Stated task |
Set out every line of the data below as a numbered list, omitting any blank lines.

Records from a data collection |

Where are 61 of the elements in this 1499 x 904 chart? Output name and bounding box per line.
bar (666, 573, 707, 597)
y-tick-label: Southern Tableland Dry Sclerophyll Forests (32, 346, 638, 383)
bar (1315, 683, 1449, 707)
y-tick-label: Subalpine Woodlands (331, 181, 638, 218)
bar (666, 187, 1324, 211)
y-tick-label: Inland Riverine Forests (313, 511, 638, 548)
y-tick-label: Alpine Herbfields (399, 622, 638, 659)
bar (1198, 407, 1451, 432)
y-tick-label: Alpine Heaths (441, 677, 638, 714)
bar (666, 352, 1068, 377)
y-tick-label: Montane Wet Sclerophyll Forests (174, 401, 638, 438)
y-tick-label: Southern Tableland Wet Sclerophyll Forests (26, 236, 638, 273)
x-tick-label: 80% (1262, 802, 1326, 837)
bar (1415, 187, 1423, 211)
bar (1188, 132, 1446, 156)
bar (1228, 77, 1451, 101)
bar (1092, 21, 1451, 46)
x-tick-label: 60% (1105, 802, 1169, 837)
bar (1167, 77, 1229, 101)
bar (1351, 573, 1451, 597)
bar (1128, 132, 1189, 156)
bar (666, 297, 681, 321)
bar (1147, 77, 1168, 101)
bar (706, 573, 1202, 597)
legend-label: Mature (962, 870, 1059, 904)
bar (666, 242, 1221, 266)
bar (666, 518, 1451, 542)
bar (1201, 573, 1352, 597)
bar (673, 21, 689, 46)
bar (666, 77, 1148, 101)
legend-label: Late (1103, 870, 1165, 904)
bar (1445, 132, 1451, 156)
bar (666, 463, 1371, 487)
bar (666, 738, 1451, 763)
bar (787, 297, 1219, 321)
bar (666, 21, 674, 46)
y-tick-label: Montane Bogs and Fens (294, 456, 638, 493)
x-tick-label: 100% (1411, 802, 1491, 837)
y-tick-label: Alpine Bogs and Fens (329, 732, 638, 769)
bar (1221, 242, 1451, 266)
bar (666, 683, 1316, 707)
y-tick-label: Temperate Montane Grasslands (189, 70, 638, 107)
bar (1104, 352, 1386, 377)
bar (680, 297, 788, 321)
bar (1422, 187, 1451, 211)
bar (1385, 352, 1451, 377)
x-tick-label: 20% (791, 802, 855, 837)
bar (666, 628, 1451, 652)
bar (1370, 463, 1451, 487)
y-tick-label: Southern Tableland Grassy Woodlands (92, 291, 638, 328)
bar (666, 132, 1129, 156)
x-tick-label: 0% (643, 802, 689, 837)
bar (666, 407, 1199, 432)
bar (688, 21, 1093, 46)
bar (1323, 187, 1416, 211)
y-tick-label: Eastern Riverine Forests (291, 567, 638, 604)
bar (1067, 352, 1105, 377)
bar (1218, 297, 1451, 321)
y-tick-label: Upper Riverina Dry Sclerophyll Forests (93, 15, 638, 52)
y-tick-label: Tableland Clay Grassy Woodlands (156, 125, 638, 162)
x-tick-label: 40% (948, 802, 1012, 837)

Written answer |
1. Where are 61 of the elements in this 1499 x 904 chart? Output name and bounding box per line.
2. bar (666, 573, 707, 597)
3. y-tick-label: Southern Tableland Dry Sclerophyll Forests (32, 346, 638, 383)
4. bar (1315, 683, 1449, 707)
5. y-tick-label: Subalpine Woodlands (331, 181, 638, 218)
6. bar (666, 187, 1324, 211)
7. y-tick-label: Inland Riverine Forests (313, 511, 638, 548)
8. y-tick-label: Alpine Herbfields (399, 622, 638, 659)
9. bar (1198, 407, 1451, 432)
10. y-tick-label: Alpine Heaths (441, 677, 638, 714)
11. bar (666, 352, 1068, 377)
12. y-tick-label: Montane Wet Sclerophyll Forests (174, 401, 638, 438)
13. y-tick-label: Southern Tableland Wet Sclerophyll Forests (26, 236, 638, 273)
14. x-tick-label: 80% (1262, 802, 1326, 837)
15. bar (1415, 187, 1423, 211)
16. bar (1188, 132, 1446, 156)
17. bar (1228, 77, 1451, 101)
18. bar (1092, 21, 1451, 46)
19. x-tick-label: 60% (1105, 802, 1169, 837)
20. bar (1167, 77, 1229, 101)
21. bar (1351, 573, 1451, 597)
22. bar (1128, 132, 1189, 156)
23. bar (666, 297, 681, 321)
24. bar (1147, 77, 1168, 101)
25. bar (706, 573, 1202, 597)
26. legend-label: Mature (962, 870, 1059, 904)
27. bar (666, 242, 1221, 266)
28. bar (666, 518, 1451, 542)
29. bar (1201, 573, 1352, 597)
30. bar (673, 21, 689, 46)
31. bar (666, 77, 1148, 101)
32. legend-label: Late (1103, 870, 1165, 904)
33. bar (1445, 132, 1451, 156)
34. bar (666, 463, 1371, 487)
35. bar (666, 738, 1451, 763)
36. bar (787, 297, 1219, 321)
37. bar (666, 21, 674, 46)
38. y-tick-label: Montane Bogs and Fens (294, 456, 638, 493)
39. x-tick-label: 100% (1411, 802, 1491, 837)
40. y-tick-label: Alpine Bogs and Fens (329, 732, 638, 769)
41. bar (1221, 242, 1451, 266)
42. bar (666, 683, 1316, 707)
43. y-tick-label: Temperate Montane Grasslands (189, 70, 638, 107)
44. bar (1104, 352, 1386, 377)
45. bar (680, 297, 788, 321)
46. bar (1422, 187, 1451, 211)
47. bar (1385, 352, 1451, 377)
48. x-tick-label: 20% (791, 802, 855, 837)
49. bar (666, 628, 1451, 652)
50. bar (1370, 463, 1451, 487)
51. y-tick-label: Southern Tableland Grassy Woodlands (92, 291, 638, 328)
52. bar (666, 132, 1129, 156)
53. x-tick-label: 0% (643, 802, 689, 837)
54. bar (666, 407, 1199, 432)
55. bar (688, 21, 1093, 46)
56. bar (1323, 187, 1416, 211)
57. y-tick-label: Eastern Riverine Forests (291, 567, 638, 604)
58. bar (1067, 352, 1105, 377)
59. bar (1218, 297, 1451, 321)
60. y-tick-label: Upper Riverina Dry Sclerophyll Forests (93, 15, 638, 52)
61. y-tick-label: Tableland Clay Grassy Woodlands (156, 125, 638, 162)
62. x-tick-label: 40% (948, 802, 1012, 837)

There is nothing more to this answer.